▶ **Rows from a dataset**
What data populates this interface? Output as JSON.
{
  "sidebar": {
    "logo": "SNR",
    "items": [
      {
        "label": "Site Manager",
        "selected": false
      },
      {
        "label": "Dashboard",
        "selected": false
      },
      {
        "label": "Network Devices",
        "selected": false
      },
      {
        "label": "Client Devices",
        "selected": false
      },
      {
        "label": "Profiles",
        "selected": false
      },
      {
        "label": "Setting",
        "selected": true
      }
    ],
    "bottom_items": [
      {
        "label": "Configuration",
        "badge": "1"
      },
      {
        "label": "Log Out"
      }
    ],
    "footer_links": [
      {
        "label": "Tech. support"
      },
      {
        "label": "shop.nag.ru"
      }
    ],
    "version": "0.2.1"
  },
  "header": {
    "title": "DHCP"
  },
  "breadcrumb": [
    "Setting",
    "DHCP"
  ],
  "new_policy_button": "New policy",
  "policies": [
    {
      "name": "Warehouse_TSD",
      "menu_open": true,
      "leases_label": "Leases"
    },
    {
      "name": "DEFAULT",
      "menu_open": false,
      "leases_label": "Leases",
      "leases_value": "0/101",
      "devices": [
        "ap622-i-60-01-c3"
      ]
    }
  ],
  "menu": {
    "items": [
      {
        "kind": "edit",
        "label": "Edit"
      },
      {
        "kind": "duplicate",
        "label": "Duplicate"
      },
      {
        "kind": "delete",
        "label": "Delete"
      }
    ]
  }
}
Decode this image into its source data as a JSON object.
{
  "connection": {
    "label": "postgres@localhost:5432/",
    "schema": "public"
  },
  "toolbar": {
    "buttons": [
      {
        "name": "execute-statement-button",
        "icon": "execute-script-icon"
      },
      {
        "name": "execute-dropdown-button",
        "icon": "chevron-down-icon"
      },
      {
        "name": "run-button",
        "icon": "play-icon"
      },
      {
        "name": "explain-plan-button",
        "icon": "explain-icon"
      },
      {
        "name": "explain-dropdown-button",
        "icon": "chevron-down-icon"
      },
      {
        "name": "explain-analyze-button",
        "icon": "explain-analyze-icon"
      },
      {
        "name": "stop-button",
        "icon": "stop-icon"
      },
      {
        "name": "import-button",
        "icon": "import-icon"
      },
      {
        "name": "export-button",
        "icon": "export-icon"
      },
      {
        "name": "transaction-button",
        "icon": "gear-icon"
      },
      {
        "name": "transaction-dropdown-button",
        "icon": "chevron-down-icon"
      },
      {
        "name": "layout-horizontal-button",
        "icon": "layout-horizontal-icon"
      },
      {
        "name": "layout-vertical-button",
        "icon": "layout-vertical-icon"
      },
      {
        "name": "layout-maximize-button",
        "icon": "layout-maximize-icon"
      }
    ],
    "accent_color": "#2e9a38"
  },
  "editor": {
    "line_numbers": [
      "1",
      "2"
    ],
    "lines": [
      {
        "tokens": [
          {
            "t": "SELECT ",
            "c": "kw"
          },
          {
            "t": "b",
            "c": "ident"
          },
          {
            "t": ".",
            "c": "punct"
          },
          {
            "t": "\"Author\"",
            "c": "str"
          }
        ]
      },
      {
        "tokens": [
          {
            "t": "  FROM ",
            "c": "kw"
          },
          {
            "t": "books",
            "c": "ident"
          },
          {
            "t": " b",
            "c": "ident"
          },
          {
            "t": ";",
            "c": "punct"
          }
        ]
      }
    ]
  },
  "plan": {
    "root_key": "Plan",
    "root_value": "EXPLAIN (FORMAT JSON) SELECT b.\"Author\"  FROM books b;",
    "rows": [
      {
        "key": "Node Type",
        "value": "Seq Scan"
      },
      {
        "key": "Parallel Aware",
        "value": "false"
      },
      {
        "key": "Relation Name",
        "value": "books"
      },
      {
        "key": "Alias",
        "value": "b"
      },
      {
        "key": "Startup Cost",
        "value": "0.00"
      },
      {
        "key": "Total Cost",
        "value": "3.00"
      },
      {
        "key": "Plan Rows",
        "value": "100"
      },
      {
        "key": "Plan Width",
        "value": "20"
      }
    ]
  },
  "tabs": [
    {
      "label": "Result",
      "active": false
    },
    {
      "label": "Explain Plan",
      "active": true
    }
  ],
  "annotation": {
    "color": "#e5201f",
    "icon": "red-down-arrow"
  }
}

▶ **Work to be completed**
Check the data for the word "export" and pull out the lines that have it.

▶ **Written solution**
        "name": "export-button",
        "icon": "export-icon"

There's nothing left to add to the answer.